■ **TASK GOAL**:
Repeat all of the data precisely.

Records about charts and figures:
►
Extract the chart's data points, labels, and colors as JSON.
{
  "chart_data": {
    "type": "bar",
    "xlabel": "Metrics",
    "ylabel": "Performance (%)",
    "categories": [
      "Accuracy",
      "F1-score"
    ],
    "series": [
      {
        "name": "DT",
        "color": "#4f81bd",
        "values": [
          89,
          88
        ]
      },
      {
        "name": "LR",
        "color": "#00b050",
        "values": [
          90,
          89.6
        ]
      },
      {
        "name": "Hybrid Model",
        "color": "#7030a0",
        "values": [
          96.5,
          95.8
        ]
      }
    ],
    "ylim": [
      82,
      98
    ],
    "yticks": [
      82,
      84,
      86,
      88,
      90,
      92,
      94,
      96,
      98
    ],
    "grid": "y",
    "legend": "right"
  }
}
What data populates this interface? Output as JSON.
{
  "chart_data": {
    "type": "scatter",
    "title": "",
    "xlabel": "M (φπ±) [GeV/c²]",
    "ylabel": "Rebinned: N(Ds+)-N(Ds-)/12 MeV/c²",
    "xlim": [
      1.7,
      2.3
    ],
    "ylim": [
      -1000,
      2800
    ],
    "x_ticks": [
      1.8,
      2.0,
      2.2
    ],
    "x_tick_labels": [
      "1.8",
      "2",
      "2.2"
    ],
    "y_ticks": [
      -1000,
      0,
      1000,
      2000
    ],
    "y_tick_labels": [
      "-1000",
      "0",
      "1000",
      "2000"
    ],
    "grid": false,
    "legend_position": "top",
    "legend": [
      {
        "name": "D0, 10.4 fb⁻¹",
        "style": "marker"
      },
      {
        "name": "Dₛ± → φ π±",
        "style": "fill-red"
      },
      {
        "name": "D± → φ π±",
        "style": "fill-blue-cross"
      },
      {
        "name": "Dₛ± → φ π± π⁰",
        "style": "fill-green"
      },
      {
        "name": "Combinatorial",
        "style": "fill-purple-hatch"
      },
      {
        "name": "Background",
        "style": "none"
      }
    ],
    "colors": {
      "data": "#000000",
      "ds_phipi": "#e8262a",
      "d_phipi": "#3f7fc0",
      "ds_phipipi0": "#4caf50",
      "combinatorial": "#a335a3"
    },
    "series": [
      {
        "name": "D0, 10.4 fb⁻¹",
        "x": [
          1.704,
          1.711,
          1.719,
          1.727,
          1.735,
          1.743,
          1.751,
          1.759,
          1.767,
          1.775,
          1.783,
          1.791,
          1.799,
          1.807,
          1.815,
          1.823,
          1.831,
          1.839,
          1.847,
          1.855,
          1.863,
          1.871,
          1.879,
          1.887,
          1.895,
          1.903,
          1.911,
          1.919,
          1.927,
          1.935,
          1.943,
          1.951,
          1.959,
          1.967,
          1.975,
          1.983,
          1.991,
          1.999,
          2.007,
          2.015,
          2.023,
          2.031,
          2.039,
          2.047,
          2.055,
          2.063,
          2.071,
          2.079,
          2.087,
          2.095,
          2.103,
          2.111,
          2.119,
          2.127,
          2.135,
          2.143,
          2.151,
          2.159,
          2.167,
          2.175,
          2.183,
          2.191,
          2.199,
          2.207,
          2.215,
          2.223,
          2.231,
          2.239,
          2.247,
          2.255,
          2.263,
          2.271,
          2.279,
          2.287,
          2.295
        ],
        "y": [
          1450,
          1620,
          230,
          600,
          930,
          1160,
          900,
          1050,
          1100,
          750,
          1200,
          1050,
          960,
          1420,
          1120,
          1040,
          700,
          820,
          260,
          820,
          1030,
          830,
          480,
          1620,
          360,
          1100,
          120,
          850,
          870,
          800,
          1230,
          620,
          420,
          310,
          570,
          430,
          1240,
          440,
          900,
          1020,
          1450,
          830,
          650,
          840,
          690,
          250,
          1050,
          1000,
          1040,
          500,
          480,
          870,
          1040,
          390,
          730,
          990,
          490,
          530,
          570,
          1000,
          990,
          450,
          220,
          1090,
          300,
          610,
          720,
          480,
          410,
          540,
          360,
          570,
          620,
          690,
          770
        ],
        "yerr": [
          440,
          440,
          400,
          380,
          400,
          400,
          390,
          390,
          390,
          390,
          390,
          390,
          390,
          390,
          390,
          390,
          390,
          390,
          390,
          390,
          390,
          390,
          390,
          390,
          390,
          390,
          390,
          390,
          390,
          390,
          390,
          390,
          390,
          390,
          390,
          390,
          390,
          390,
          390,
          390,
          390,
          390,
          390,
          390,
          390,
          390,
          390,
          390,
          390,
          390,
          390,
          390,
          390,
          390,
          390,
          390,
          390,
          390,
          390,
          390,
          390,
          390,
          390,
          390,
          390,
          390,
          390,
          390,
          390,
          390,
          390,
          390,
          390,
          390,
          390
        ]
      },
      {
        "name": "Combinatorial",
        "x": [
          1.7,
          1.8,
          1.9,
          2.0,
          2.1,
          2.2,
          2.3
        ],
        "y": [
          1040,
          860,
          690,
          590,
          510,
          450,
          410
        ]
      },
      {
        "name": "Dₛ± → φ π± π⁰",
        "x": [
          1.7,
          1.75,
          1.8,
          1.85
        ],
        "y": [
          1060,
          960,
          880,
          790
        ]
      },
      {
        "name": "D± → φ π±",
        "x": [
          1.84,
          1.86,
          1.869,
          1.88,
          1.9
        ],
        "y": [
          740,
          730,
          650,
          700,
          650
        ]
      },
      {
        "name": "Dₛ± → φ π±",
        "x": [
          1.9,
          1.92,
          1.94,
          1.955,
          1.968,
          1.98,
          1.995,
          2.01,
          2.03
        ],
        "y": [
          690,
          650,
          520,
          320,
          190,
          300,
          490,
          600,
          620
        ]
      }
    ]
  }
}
◄
■ **THE COMPLETED TASK**:
Extract the chart's data points, labels, and colors as JSON.
{
  "chart_data": {
    "type": "bar",
    "xlabel": "Metrics",
    "ylabel": "Performance (%)",
    "categories": [
      "Accuracy",
      "F1-score"
    ],
    "series": [
      {
        "name": "DT",
        "color": "#4f81bd",
        "values": [
          89,
          88
        ]
      },
      {
        "name": "LR",
        "color": "#00b050",
        "values": [
          90,
          89.6
        ]
      },
      {
        "name": "Hybrid Model",
        "color": "#7030a0",
        "values": [
          96.5,
          95.8
        ]
      }
    ],
    "ylim": [
      82,
      98
    ],
    "yticks": [
      82,
      84,
      86,
      88,
      90,
      92,
      94,
      96,
      98
    ],
    "grid": "y",
    "legend": "right"
  }
}
What data populates this interface? Output as JSON.
{
  "chart_data": {
    "type": "scatter",
    "title": "",
    "xlabel": "M (φπ±) [GeV/c²]",
    "ylabel": "Rebinned: N(Ds+)-N(Ds-)/12 MeV/c²",
    "xlim": [
      1.7,
      2.3
    ],
    "ylim": [
      -1000,
      2800
    ],
    "x_ticks": [
      1.8,
      2.0,
      2.2
    ],
    "x_tick_labels": [
      "1.8",
      "2",
      "2.2"
    ],
    "y_ticks": [
      -1000,
      0,
      1000,
      2000
    ],
    "y_tick_labels": [
      "-1000",
      "0",
      "1000",
      "2000"
    ],
    "grid": false,
    "legend_position": "top",
    "legend": [
      {
        "name": "D0, 10.4 fb⁻¹",
        "style": "marker"
      },
      {
        "name": "Dₛ± → φ π±",
        "style": "fill-red"
      },
      {
        "name": "D± → φ π±",
        "style": "fill-blue-cross"
      },
      {
        "name": "Dₛ± → φ π± π⁰",
        "style": "fill-green"
      },
      {
        "name": "Combinatorial",
        "style": "fill-purple-hatch"
      },
      {
        "name": "Background",
        "style": "none"
      }
    ],
    "colors": {
      "data": "#000000",
      "ds_phipi": "#e8262a",
      "d_phipi": "#3f7fc0",
      "ds_phipipi0": "#4caf50",
      "combinatorial": "#a335a3"
    },
    "series": [
      {
        "name": "D0, 10.4 fb⁻¹",
        "x": [
          1.704,
          1.711,
          1.719,
          1.727,
          1.735,
          1.743,
          1.751,
          1.759,
          1.767,
          1.775,
          1.783,
          1.791,
          1.799,
          1.807,
          1.815,
          1.823,
          1.831,
          1.839,
          1.847,
          1.855,
          1.863,
          1.871,
          1.879,
          1.887,
          1.895,
          1.903,
          1.911,
          1.919,
          1.927,
          1.935,
          1.943,
          1.951,
          1.959,
          1.967,
          1.975,
          1.983,
          1.991,
          1.999,
          2.007,
          2.015,
          2.023,
          2.031,
          2.039,
          2.047,
          2.055,
          2.063,
          2.071,
          2.079,
          2.087,
          2.095,
          2.103,
          2.111,
          2.119,
          2.127,
          2.135,
          2.143,
          2.151,
          2.159,
          2.167,
          2.175,
          2.183,
          2.191,
          2.199,
          2.207,
          2.215,
          2.223,
          2.231,
          2.239,
          2.247,
          2.255,
          2.263,
          2.271,
          2.279,
          2.287,
          2.295
        ],
        "y": [
          1450,
          1620,
          230,
          600,
          930,
          1160,
          900,
          1050,
          1100,
          750,
          1200,
          1050,
          960,
          1420,
          1120,
          1040,
          700,
          820,
          260,
          820,
          1030,
          830,
          480,
          1620,
          360,
          1100,
          120,
          850,
          870,
          800,
          1230,
          620,
          420,
          310,
          570,
          430,
          1240,
          440,
          900,
          1020,
          1450,
          830,
          650,
          840,
          690,
          250,
          1050,
          1000,
          1040,
          500,
          480,
          870,
          1040,
          390,
          730,
          990,
          490,
          530,
          570,
          1000,
          990,
          450,
          220,
          1090,
          300,
          610,
          720,
          480,
          410,
          540,
          360,
          570,
          620,
          690,
          770
        ],
        "yerr": [
          440,
          440,
          400,
          380,
          400,
          400,
          390,
          390,
          390,
          390,
          390,
          390,
          390,
          390,
          390,
          390,
          390,
          390,
          390,
          390,
          390,
          390,
          390,
          390,
          390,
          390,
          390,
          390,
          390,
          390,
          390,
          390,
          390,
          390,
          390,
          390,
          390,
          390,
          390,
          390,
          390,
          390,
          390,
          390,
          390,
          390,
          390,
          390,
          390,
          390,
          390,
          390,
          390,
          390,
          390,
          390,
          390,
          390,
          390,
          390,
          390,
          390,
          390,
          390,
          390,
          390,
          390,
          390,
          390,
          390,
          390,
          390,
          390,
          390,
          390
        ]
      },
      {
        "name": "Combinatorial",
        "x": [
          1.7,
          1.8,
          1.9,
          2.0,
          2.1,
          2.2,
          2.3
        ],
        "y": [
          1040,
          860,
          690,
          590,
          510,
          450,
          410
        ]
      },
      {
        "name": "Dₛ± → φ π± π⁰",
        "x": [
          1.7,
          1.75,
          1.8,
          1.85
        ],
        "y": [
          1060,
          960,
          880,
          790
        ]
      },
      {
        "name": "D± → φ π±",
        "x": [
          1.84,
          1.86,
          1.869,
          1.88,
          1.9
        ],
        "y": [
          740,
          730,
          650,
          700,
          650
        ]
      },
      {
        "name": "Dₛ± → φ π±",
        "x": [
          1.9,
          1.92,
          1.94,
          1.955,
          1.968,
          1.98,
          1.995,
          2.01,
          2.03
        ],
        "y": [
          690,
          650,
          520,
          320,
          190,
          300,
          490,
          600,
          620
        ]
      }
    ]
  }
}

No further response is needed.